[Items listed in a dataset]
#####

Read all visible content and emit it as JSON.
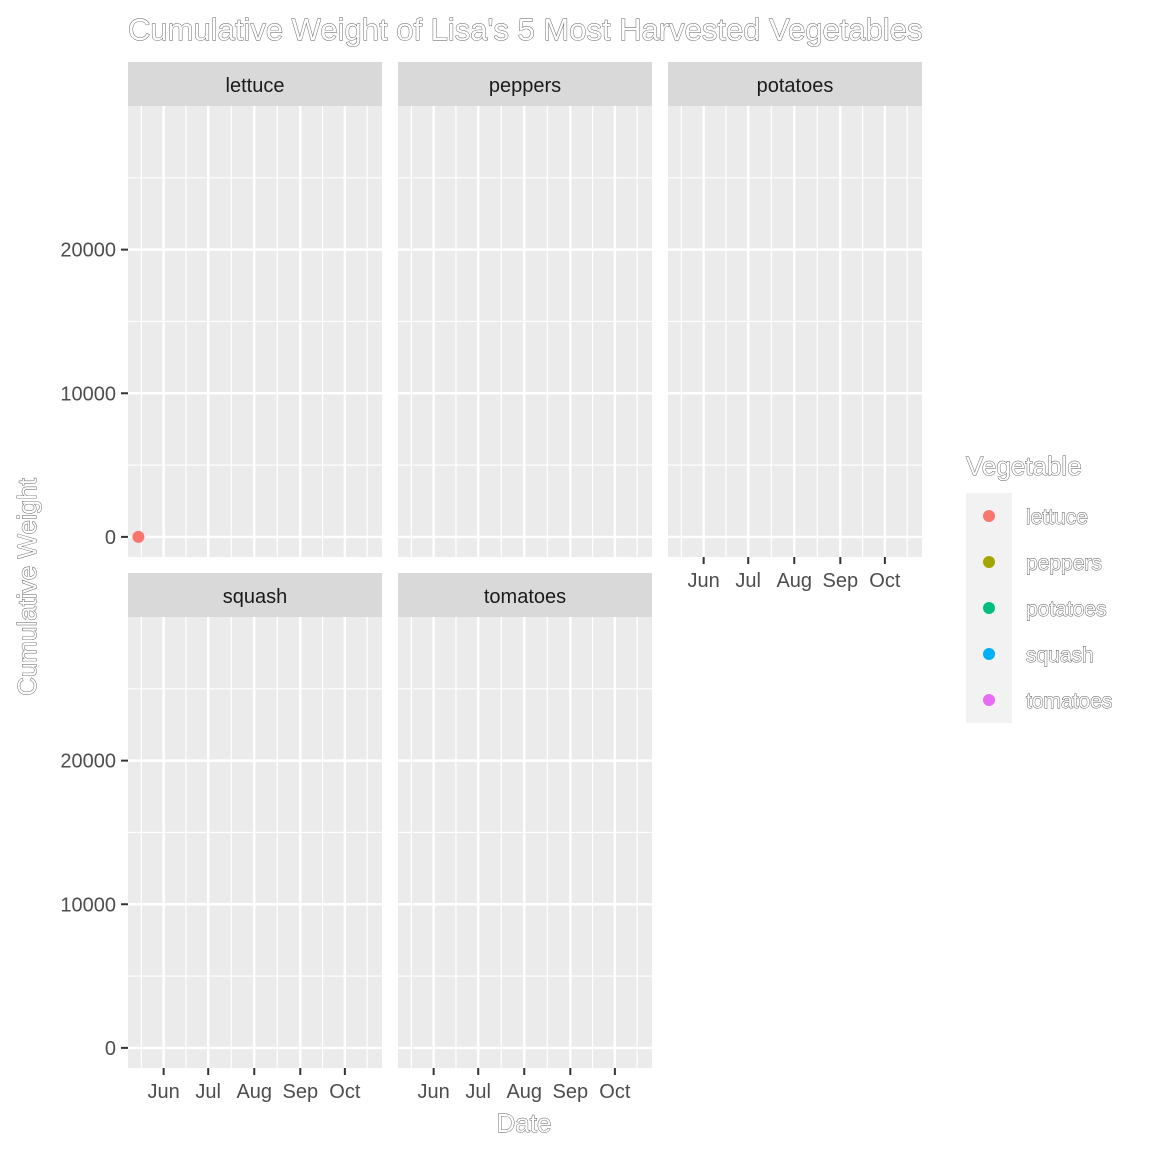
{
  "chart_data": {
    "type": "scatter",
    "title": "Cumulative Weight of Lisa's 5 Most Harvested Vegetables",
    "xlabel": "Date",
    "ylabel": "Cumulative Weight",
    "facets": [
      "lettuce",
      "peppers",
      "potatoes",
      "squash",
      "tomatoes"
    ],
    "x_ticks": [
      "Jun",
      "Jul",
      "Aug",
      "Sep",
      "Oct"
    ],
    "x_tick_dates": [
      "2020-06-01",
      "2020-07-01",
      "2020-08-01",
      "2020-09-01",
      "2020-10-01"
    ],
    "xlim": [
      "2020-05-08",
      "2020-10-26"
    ],
    "y_ticks": [
      0,
      10000,
      20000
    ],
    "ylim": [
      -1400,
      30000
    ],
    "grid": true,
    "legend": {
      "title": "Vegetable",
      "position": "right",
      "entries": [
        {
          "label": "lettuce",
          "color": "#F8766D"
        },
        {
          "label": "peppers",
          "color": "#A3A500"
        },
        {
          "label": "potatoes",
          "color": "#00BF7D"
        },
        {
          "label": "squash",
          "color": "#00B0F6"
        },
        {
          "label": "tomatoes",
          "color": "#E76BF3"
        }
      ]
    },
    "series": [
      {
        "name": "lettuce",
        "points": [
          {
            "x": "2020-05-15",
            "y": 0
          }
        ]
      },
      {
        "name": "peppers",
        "points": []
      },
      {
        "name": "potatoes",
        "points": []
      },
      {
        "name": "squash",
        "points": []
      },
      {
        "name": "tomatoes",
        "points": []
      }
    ]
  },
  "colors": {
    "panel_background": "#ebebeb",
    "strip_background": "#d9d9d9",
    "grid": "#ffffff"
  }
}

#####

What the task asks:
Quote the data exactly, leaving every image out of the copy.

Exercise solution:
Read all visible content and emit it as JSON.
{
  "chart_data": {
    "type": "scatter",
    "title": "Cumulative Weight of Lisa's 5 Most Harvested Vegetables",
    "xlabel": "Date",
    "ylabel": "Cumulative Weight",
    "facets": [
      "lettuce",
      "peppers",
      "potatoes",
      "squash",
      "tomatoes"
    ],
    "x_ticks": [
      "Jun",
      "Jul",
      "Aug",
      "Sep",
      "Oct"
    ],
    "x_tick_dates": [
      "2020-06-01",
      "2020-07-01",
      "2020-08-01",
      "2020-09-01",
      "2020-10-01"
    ],
    "xlim": [
      "2020-05-08",
      "2020-10-26"
    ],
    "y_ticks": [
      0,
      10000,
      20000
    ],
    "ylim": [
      -1400,
      30000
    ],
    "grid": true,
    "legend": {
      "title": "Vegetable",
      "position": "right",
      "entries": [
        {
          "label": "lettuce",
          "color": "#F8766D"
        },
        {
          "label": "peppers",
          "color": "#A3A500"
        },
        {
          "label": "potatoes",
          "color": "#00BF7D"
        },
        {
          "label": "squash",
          "color": "#00B0F6"
        },
        {
          "label": "tomatoes",
          "color": "#E76BF3"
        }
      ]
    },
    "series": [
      {
        "name": "lettuce",
        "points": [
          {
            "x": "2020-05-15",
            "y": 0
          }
        ]
      },
      {
        "name": "peppers",
        "points": []
      },
      {
        "name": "potatoes",
        "points": []
      },
      {
        "name": "squash",
        "points": []
      },
      {
        "name": "tomatoes",
        "points": []
      }
    ]
  },
  "colors": {
    "panel_background": "#ebebeb",
    "strip_background": "#d9d9d9",
    "grid": "#ffffff"
  }
}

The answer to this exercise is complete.